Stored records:
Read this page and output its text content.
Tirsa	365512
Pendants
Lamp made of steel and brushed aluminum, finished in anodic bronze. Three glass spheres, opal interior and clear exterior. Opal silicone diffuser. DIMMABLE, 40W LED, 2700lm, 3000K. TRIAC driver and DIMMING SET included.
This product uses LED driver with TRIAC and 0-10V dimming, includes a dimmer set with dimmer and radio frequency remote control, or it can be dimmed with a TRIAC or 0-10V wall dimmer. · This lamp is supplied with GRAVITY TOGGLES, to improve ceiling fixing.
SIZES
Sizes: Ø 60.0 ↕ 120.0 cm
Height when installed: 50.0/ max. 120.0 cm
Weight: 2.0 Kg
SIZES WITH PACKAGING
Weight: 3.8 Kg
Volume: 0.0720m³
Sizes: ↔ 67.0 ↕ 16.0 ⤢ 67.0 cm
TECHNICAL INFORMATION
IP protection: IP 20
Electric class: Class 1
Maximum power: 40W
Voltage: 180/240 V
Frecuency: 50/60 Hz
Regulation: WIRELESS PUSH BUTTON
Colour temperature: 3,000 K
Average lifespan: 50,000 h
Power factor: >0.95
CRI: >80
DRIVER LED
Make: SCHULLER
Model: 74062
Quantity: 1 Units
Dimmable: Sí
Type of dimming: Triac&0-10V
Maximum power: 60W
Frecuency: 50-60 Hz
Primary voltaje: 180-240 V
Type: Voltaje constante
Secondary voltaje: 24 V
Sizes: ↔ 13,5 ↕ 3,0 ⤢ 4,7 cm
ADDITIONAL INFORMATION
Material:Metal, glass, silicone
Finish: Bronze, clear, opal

BRIEF – Every line that holds the word "Maximum" should be extracted.

PROBLEM SOLUTION –
Maximum power: 40W
Maximum power: 60W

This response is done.